§ Task requirements:
Omit all images, then return the remaining material exactly as it stands.
* start The input *
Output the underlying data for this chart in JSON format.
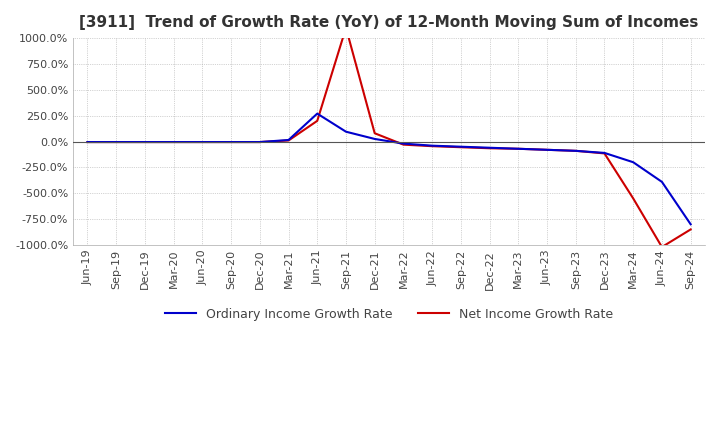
{
  "title": "[3911]  Trend of Growth Rate (YoY) of 12-Month Moving Sum of Incomes",
  "ylim": [
    -1000,
    1000
  ],
  "yticks": [
    1000,
    750,
    500,
    250,
    0,
    -250,
    -500,
    -750,
    -1000
  ],
  "background_color": "#ffffff",
  "grid_color": "#aaaaaa",
  "legend_labels": [
    "Ordinary Income Growth Rate",
    "Net Income Growth Rate"
  ],
  "line_colors": [
    "#0000cc",
    "#cc0000"
  ],
  "x_labels": [
    "Jun-19",
    "Sep-19",
    "Dec-19",
    "Mar-20",
    "Jun-20",
    "Sep-20",
    "Dec-20",
    "Mar-21",
    "Jun-21",
    "Sep-21",
    "Dec-21",
    "Mar-22",
    "Jun-22",
    "Sep-22",
    "Dec-22",
    "Mar-23",
    "Jun-23",
    "Sep-23",
    "Dec-23",
    "Mar-24",
    "Jun-24",
    "Sep-24"
  ],
  "ordinary_income": [
    -5,
    -5,
    -5,
    -5,
    -5,
    -5,
    -5,
    15,
    270,
    95,
    25,
    -20,
    -40,
    -50,
    -60,
    -70,
    -80,
    -90,
    -110,
    -200,
    -390,
    -800
  ],
  "net_income": [
    -5,
    -5,
    -5,
    -5,
    -5,
    -5,
    -5,
    10,
    200,
    1100,
    80,
    -30,
    -45,
    -55,
    -65,
    -70,
    -80,
    -90,
    -115,
    -550,
    -1020,
    -850
  ]
}
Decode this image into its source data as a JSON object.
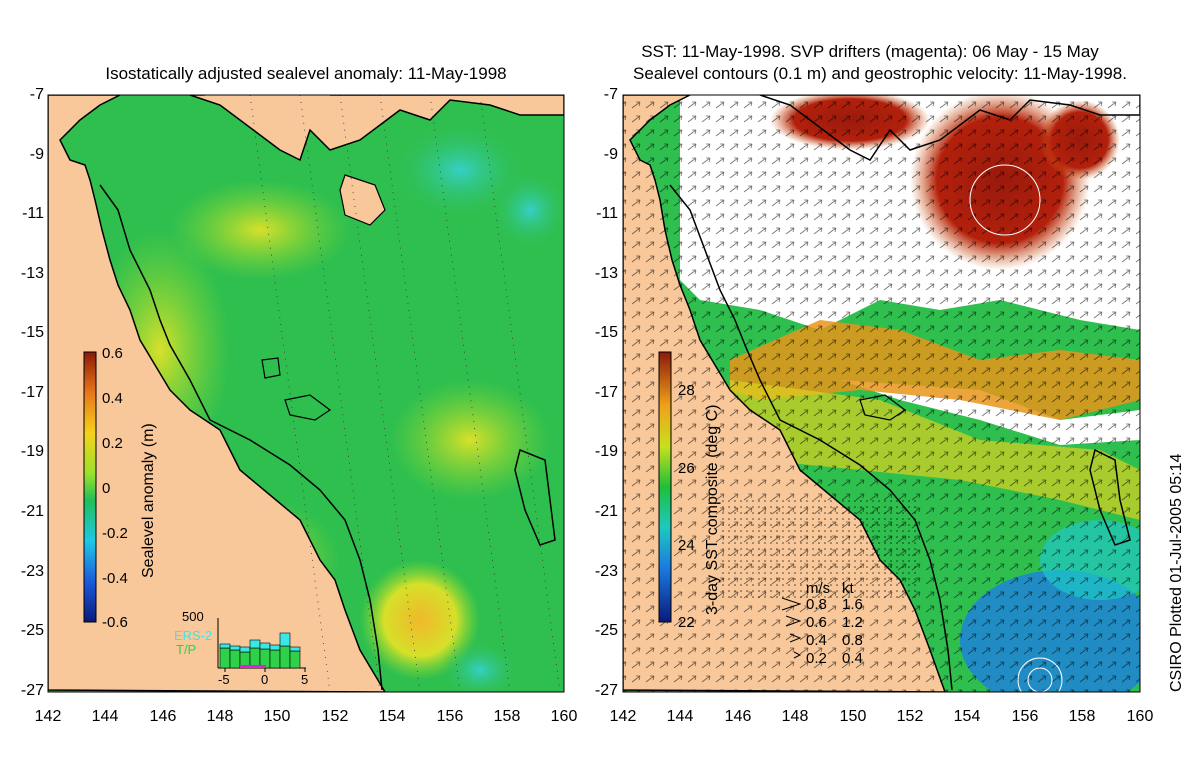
{
  "left_panel": {
    "title": "Isostatically adjusted sealevel anomaly: 11-May-1998",
    "colorbar": {
      "label": "Sealevel anomaly (m)",
      "ticks": [
        "0.6",
        "0.4",
        "0.2",
        "0",
        "-0.2",
        "-0.4",
        "-0.6"
      ]
    },
    "inset": {
      "ymax_label": "500",
      "x_ticks": [
        "-5",
        "0",
        "5"
      ],
      "legend": [
        "ERS-2",
        "T/P"
      ]
    }
  },
  "right_panel": {
    "title_line1": "SST: 11-May-1998. SVP drifters (magenta): 06 May - 15 May",
    "title_line2": "Sealevel contours (0.1 m) and geostrophic velocity: 11-May-1998.",
    "colorbar": {
      "label": "3-day SST composite (deg C)",
      "ticks": [
        "28",
        "26",
        "24",
        "22"
      ]
    },
    "velocity_legend": {
      "header_ms": "m/s",
      "header_kt": "kt",
      "rows": [
        {
          "ms": "0.8",
          "kt": "1.6"
        },
        {
          "ms": "0.6",
          "kt": "1.2"
        },
        {
          "ms": "0.4",
          "kt": "0.8"
        },
        {
          "ms": "0.2",
          "kt": "0.4"
        }
      ]
    }
  },
  "axes": {
    "y_ticks": [
      "-7",
      "-9",
      "-11",
      "-13",
      "-15",
      "-17",
      "-19",
      "-21",
      "-23",
      "-25",
      "-27"
    ],
    "x_ticks": [
      "142",
      "144",
      "146",
      "148",
      "150",
      "152",
      "154",
      "156",
      "158",
      "160"
    ]
  },
  "credit": "CSIRO Plotted 01-Jul-2005 05:14",
  "colors": {
    "land": "#f9c89a",
    "ocean_green": "#2fbf4f",
    "ocean_yellowgreen": "#8edb2c",
    "cloud_white": "#ffffff",
    "warm_red": "#b3200c"
  }
}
* end The input *
§ Solution to the problem:
Output the underlying data for this chart in JSON format.
{
  "title": "[3911]  Trend of Growth Rate (YoY) of 12-Month Moving Sum of Incomes",
  "ylim": [
    -1000,
    1000
  ],
  "yticks": [
    1000,
    750,
    500,
    250,
    0,
    -250,
    -500,
    -750,
    -1000
  ],
  "background_color": "#ffffff",
  "grid_color": "#aaaaaa",
  "legend_labels": [
    "Ordinary Income Growth Rate",
    "Net Income Growth Rate"
  ],
  "line_colors": [
    "#0000cc",
    "#cc0000"
  ],
  "x_labels": [
    "Jun-19",
    "Sep-19",
    "Dec-19",
    "Mar-20",
    "Jun-20",
    "Sep-20",
    "Dec-20",
    "Mar-21",
    "Jun-21",
    "Sep-21",
    "Dec-21",
    "Mar-22",
    "Jun-22",
    "Sep-22",
    "Dec-22",
    "Mar-23",
    "Jun-23",
    "Sep-23",
    "Dec-23",
    "Mar-24",
    "Jun-24",
    "Sep-24"
  ],
  "ordinary_income": [
    -5,
    -5,
    -5,
    -5,
    -5,
    -5,
    -5,
    15,
    270,
    95,
    25,
    -20,
    -40,
    -50,
    -60,
    -70,
    -80,
    -90,
    -110,
    -200,
    -390,
    -800
  ],
  "net_income": [
    -5,
    -5,
    -5,
    -5,
    -5,
    -5,
    -5,
    10,
    200,
    1100,
    80,
    -30,
    -45,
    -55,
    -65,
    -70,
    -80,
    -90,
    -115,
    -550,
    -1020,
    -850
  ]
}
Decode this image into its source data as a JSON object.
{
  "left_panel": {
    "title": "Isostatically adjusted sealevel anomaly: 11-May-1998",
    "colorbar": {
      "label": "Sealevel anomaly (m)",
      "ticks": [
        "0.6",
        "0.4",
        "0.2",
        "0",
        "-0.2",
        "-0.4",
        "-0.6"
      ]
    },
    "inset": {
      "ymax_label": "500",
      "x_ticks": [
        "-5",
        "0",
        "5"
      ],
      "legend": [
        "ERS-2",
        "T/P"
      ]
    }
  },
  "right_panel": {
    "title_line1": "SST: 11-May-1998. SVP drifters (magenta): 06 May - 15 May",
    "title_line2": "Sealevel contours (0.1 m) and geostrophic velocity: 11-May-1998.",
    "colorbar": {
      "label": "3-day SST composite (deg C)",
      "ticks": [
        "28",
        "26",
        "24",
        "22"
      ]
    },
    "velocity_legend": {
      "header_ms": "m/s",
      "header_kt": "kt",
      "rows": [
        {
          "ms": "0.8",
          "kt": "1.6"
        },
        {
          "ms": "0.6",
          "kt": "1.2"
        },
        {
          "ms": "0.4",
          "kt": "0.8"
        },
        {
          "ms": "0.2",
          "kt": "0.4"
        }
      ]
    }
  },
  "axes": {
    "y_ticks": [
      "-7",
      "-9",
      "-11",
      "-13",
      "-15",
      "-17",
      "-19",
      "-21",
      "-23",
      "-25",
      "-27"
    ],
    "x_ticks": [
      "142",
      "144",
      "146",
      "148",
      "150",
      "152",
      "154",
      "156",
      "158",
      "160"
    ]
  },
  "credit": "CSIRO Plotted 01-Jul-2005 05:14",
  "colors": {
    "land": "#f9c89a",
    "ocean_green": "#2fbf4f",
    "ocean_yellowgreen": "#8edb2c",
    "cloud_white": "#ffffff",
    "warm_red": "#b3200c"
  }
}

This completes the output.